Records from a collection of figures
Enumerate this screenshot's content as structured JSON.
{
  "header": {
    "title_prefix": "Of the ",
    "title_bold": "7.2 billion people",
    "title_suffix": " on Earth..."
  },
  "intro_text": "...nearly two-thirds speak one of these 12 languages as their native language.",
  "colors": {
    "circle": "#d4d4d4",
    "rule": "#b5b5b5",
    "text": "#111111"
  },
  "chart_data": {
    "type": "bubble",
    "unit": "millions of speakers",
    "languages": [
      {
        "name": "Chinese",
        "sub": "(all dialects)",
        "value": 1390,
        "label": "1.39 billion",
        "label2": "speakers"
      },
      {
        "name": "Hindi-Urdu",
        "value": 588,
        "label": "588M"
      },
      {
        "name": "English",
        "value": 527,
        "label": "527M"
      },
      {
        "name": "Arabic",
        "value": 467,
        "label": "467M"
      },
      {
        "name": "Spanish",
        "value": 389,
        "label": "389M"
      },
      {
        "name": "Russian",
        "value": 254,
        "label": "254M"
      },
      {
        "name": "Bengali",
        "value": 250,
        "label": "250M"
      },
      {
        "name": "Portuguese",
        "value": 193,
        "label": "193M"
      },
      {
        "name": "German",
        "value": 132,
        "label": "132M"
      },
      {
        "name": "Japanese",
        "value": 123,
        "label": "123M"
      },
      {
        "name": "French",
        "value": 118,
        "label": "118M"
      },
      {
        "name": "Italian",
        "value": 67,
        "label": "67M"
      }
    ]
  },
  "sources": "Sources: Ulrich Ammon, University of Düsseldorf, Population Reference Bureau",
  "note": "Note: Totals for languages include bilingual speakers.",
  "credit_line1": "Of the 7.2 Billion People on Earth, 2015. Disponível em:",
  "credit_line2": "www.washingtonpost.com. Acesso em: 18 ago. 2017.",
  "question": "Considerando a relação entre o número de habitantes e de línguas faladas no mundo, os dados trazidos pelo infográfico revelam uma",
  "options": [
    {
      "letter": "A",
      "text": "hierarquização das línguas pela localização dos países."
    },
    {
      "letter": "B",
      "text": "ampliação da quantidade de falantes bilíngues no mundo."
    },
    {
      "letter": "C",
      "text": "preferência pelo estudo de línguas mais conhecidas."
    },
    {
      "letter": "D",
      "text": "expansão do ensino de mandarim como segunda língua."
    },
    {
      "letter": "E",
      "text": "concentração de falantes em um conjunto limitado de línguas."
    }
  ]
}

* _INSTRUCTION_: Restate every entry word for word.

* _FINAL RESULT_:
Enumerate this screenshot's content as structured JSON.
{
  "header": {
    "title_prefix": "Of the ",
    "title_bold": "7.2 billion people",
    "title_suffix": " on Earth..."
  },
  "intro_text": "...nearly two-thirds speak one of these 12 languages as their native language.",
  "colors": {
    "circle": "#d4d4d4",
    "rule": "#b5b5b5",
    "text": "#111111"
  },
  "chart_data": {
    "type": "bubble",
    "unit": "millions of speakers",
    "languages": [
      {
        "name": "Chinese",
        "sub": "(all dialects)",
        "value": 1390,
        "label": "1.39 billion",
        "label2": "speakers"
      },
      {
        "name": "Hindi-Urdu",
        "value": 588,
        "label": "588M"
      },
      {
        "name": "English",
        "value": 527,
        "label": "527M"
      },
      {
        "name": "Arabic",
        "value": 467,
        "label": "467M"
      },
      {
        "name": "Spanish",
        "value": 389,
        "label": "389M"
      },
      {
        "name": "Russian",
        "value": 254,
        "label": "254M"
      },
      {
        "name": "Bengali",
        "value": 250,
        "label": "250M"
      },
      {
        "name": "Portuguese",
        "value": 193,
        "label": "193M"
      },
      {
        "name": "German",
        "value": 132,
        "label": "132M"
      },
      {
        "name": "Japanese",
        "value": 123,
        "label": "123M"
      },
      {
        "name": "French",
        "value": 118,
        "label": "118M"
      },
      {
        "name": "Italian",
        "value": 67,
        "label": "67M"
      }
    ]
  },
  "sources": "Sources: Ulrich Ammon, University of Düsseldorf, Population Reference Bureau",
  "note": "Note: Totals for languages include bilingual speakers.",
  "credit_line1": "Of the 7.2 Billion People on Earth, 2015. Disponível em:",
  "credit_line2": "www.washingtonpost.com. Acesso em: 18 ago. 2017.",
  "question": "Considerando a relação entre o número de habitantes e de línguas faladas no mundo, os dados trazidos pelo infográfico revelam uma",
  "options": [
    {
      "letter": "A",
      "text": "hierarquização das línguas pela localização dos países."
    },
    {
      "letter": "B",
      "text": "ampliação da quantidade de falantes bilíngues no mundo."
    },
    {
      "letter": "C",
      "text": "preferência pelo estudo de línguas mais conhecidas."
    },
    {
      "letter": "D",
      "text": "expansão do ensino de mandarim como segunda língua."
    },
    {
      "letter": "E",
      "text": "concentração de falantes em um conjunto limitado de línguas."
    }
  ]
}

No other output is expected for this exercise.